*YOUR GOAL*: Determine how many lines include the word "Wheel", then give that number and nothing more.

::: TASK DATA

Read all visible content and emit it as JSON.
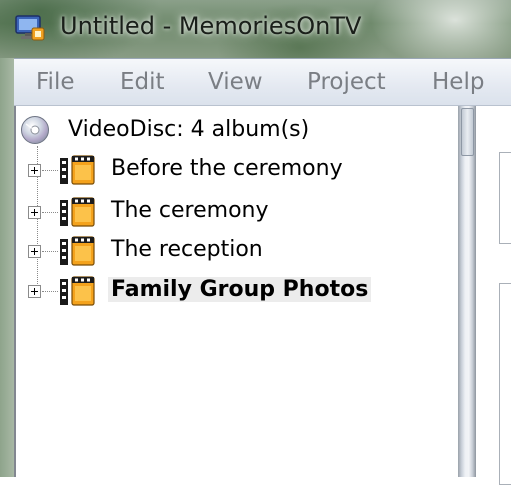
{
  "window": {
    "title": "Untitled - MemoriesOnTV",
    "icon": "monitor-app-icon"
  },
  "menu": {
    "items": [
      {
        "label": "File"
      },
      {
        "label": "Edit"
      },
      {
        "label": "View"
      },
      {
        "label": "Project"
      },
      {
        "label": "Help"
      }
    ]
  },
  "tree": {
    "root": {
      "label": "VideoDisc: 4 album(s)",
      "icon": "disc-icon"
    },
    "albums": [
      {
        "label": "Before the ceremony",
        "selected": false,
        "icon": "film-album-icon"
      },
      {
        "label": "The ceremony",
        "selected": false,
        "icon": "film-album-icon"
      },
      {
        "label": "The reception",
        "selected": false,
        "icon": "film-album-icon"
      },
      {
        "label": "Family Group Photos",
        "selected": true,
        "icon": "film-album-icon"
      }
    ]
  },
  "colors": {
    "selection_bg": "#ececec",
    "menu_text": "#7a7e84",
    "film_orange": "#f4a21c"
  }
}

::::::
::: TASK DATA

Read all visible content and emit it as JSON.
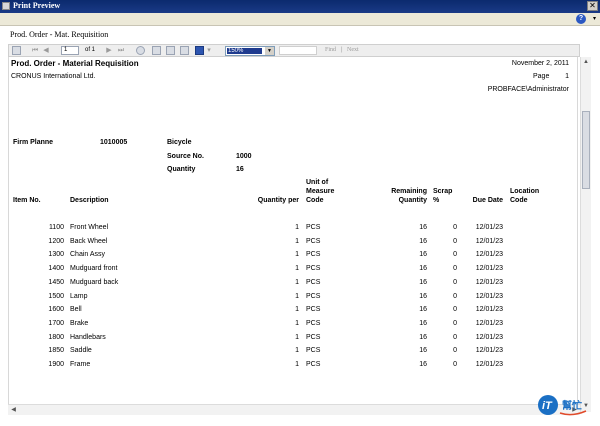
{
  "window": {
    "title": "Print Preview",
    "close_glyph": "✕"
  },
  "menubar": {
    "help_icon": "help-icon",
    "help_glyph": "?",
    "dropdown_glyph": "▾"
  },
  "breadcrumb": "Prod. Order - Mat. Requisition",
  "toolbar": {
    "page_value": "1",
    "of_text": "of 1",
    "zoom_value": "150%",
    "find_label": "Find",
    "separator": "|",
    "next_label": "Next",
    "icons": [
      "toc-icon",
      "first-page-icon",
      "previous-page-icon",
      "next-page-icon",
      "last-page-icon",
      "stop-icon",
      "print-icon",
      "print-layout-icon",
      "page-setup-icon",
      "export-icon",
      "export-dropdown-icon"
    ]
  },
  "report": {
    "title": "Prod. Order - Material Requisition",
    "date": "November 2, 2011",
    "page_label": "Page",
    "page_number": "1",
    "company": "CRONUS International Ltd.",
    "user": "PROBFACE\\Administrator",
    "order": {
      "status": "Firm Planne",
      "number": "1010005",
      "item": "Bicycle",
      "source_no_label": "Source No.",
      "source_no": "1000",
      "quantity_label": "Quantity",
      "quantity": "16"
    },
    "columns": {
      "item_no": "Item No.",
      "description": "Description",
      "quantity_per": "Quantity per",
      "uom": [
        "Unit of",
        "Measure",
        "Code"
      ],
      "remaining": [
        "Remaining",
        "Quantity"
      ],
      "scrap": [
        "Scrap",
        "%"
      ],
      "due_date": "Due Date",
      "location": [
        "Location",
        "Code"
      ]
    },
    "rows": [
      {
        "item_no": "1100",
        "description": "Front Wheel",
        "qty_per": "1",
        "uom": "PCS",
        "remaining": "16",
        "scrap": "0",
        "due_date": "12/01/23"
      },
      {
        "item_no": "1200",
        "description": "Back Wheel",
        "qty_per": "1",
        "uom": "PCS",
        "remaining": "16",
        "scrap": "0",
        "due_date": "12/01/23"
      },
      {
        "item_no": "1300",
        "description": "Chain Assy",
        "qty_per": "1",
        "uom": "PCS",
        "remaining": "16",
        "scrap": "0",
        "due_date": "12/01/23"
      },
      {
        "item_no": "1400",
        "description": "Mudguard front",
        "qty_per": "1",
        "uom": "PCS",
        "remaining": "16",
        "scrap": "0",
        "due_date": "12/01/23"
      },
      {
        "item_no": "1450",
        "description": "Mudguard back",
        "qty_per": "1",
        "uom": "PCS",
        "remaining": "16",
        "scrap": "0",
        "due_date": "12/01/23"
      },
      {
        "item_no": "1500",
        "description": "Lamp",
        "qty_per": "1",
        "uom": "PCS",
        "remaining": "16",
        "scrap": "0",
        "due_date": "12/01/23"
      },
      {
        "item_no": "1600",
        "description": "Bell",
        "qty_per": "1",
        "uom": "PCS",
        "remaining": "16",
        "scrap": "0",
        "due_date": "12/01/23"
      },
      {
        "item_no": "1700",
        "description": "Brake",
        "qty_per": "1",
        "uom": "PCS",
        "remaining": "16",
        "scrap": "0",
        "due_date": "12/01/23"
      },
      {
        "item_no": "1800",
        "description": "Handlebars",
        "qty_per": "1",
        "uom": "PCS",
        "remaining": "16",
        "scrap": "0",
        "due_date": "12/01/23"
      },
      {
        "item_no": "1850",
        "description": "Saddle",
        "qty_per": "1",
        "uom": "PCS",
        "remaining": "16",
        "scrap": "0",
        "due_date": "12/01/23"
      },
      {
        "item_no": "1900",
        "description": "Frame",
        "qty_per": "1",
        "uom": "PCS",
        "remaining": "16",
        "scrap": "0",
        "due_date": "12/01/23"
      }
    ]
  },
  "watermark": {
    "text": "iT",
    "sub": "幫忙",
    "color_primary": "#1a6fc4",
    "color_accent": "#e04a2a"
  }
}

::::::

*CORRECT RESPONSE*: 2